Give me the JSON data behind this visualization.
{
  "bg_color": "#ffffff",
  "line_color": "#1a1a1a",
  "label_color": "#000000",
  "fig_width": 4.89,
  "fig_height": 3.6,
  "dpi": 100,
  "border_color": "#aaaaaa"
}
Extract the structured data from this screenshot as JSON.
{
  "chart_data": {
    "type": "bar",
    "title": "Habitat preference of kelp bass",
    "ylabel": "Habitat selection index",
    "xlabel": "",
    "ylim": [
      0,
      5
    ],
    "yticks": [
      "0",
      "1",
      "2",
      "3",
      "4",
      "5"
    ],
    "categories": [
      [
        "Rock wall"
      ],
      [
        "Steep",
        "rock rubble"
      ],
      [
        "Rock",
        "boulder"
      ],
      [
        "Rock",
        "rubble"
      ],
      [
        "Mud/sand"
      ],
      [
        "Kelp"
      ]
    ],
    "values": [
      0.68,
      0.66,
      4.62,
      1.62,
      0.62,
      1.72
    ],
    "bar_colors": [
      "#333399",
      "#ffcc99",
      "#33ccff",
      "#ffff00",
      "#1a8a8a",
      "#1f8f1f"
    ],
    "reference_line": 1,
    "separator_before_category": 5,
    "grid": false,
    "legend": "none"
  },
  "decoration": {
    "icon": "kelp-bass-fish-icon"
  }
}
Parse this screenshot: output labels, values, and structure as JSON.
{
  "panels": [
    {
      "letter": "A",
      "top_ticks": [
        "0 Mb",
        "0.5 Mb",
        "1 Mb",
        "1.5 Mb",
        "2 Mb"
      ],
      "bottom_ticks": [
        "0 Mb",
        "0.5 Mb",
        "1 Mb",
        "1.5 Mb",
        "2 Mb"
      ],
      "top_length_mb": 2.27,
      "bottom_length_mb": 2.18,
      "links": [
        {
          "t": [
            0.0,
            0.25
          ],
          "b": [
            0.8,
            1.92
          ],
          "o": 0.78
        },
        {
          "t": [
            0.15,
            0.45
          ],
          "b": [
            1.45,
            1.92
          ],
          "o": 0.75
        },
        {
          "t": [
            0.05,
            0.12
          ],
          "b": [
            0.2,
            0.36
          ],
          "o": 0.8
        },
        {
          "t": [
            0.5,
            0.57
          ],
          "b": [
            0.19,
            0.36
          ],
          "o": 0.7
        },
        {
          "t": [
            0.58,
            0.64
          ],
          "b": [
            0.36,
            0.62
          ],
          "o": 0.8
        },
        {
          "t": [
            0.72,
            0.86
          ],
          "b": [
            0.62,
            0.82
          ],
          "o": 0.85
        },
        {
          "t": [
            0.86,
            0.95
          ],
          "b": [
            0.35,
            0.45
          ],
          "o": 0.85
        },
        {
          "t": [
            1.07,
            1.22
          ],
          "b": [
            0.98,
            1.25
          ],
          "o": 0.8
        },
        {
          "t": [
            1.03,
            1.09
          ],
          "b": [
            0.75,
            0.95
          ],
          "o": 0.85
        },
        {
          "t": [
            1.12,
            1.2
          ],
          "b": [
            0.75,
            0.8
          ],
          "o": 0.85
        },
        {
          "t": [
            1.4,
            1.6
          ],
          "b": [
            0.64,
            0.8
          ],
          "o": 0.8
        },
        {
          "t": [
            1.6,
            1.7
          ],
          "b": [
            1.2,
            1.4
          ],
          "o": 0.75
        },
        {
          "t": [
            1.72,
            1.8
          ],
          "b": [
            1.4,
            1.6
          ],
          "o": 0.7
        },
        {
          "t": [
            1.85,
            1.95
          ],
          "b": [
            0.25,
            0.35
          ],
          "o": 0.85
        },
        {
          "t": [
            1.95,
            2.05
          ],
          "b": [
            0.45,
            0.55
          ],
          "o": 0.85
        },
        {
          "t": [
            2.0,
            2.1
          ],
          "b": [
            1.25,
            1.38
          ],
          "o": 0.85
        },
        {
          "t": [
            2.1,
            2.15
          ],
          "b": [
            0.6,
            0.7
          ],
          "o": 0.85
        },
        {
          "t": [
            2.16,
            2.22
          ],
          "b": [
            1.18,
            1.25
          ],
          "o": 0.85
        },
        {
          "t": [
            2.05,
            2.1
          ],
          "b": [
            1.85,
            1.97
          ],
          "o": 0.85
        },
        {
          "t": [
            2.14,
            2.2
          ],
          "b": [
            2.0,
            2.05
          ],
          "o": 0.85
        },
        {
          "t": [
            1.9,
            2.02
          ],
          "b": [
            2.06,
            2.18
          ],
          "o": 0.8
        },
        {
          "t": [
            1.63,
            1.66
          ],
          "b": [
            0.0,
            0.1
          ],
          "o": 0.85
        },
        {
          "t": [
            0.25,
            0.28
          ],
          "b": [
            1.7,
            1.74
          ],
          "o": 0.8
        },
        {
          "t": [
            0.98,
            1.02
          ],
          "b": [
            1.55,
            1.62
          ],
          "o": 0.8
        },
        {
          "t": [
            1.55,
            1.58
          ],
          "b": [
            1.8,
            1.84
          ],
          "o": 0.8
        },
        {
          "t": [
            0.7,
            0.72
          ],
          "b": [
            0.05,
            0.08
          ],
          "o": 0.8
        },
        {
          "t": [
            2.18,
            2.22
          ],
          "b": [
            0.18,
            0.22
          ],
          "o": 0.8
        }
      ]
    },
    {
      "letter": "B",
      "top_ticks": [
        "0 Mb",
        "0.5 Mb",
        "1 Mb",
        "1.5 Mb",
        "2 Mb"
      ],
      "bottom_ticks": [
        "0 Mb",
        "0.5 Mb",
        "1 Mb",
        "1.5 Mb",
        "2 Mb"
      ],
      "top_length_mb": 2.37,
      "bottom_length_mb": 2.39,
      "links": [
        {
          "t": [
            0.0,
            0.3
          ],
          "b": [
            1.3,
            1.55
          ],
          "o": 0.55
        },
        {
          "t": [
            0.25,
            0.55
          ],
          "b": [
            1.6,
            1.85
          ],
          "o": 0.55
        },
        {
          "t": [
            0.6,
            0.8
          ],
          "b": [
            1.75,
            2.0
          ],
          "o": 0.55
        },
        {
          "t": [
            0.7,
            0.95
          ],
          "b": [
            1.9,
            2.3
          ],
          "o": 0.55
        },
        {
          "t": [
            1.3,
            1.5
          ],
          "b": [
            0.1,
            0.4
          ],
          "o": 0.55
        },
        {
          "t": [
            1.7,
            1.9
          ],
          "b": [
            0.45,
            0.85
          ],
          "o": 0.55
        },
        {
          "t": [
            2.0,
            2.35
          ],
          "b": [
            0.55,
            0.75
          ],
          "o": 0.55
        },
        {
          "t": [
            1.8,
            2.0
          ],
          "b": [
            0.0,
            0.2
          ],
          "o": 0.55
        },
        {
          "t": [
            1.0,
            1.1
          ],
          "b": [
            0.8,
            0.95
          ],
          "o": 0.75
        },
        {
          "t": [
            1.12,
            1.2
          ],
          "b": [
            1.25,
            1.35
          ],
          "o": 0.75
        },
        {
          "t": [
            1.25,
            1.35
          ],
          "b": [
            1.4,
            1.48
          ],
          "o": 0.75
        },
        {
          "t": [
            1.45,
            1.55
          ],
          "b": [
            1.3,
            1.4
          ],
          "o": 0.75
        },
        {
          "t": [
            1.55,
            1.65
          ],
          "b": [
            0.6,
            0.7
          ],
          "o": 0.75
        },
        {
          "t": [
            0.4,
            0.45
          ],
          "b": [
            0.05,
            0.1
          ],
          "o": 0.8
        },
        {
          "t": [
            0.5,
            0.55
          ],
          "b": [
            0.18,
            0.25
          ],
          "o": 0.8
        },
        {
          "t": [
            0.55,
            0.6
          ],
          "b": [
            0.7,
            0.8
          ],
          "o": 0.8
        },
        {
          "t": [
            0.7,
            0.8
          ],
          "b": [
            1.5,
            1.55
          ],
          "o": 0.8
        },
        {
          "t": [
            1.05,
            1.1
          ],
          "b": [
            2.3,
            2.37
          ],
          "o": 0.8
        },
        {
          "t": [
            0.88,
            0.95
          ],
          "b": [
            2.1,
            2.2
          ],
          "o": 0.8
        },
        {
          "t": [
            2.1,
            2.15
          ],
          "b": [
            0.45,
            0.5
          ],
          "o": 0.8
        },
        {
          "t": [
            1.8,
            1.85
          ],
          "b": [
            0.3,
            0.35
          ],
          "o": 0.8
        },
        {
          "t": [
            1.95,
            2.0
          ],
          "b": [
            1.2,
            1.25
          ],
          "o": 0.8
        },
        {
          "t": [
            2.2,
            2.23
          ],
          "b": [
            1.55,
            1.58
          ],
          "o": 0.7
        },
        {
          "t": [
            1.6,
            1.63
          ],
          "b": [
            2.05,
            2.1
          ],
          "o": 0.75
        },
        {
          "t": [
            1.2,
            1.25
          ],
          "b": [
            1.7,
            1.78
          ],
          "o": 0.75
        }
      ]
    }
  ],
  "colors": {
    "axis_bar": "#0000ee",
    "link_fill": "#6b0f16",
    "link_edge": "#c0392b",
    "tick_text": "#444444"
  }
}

------------------------------------------------------------

STATED TASK
Find the number of lines in which the word "values" occurs, and write nothing but that number.

RESPONSE
2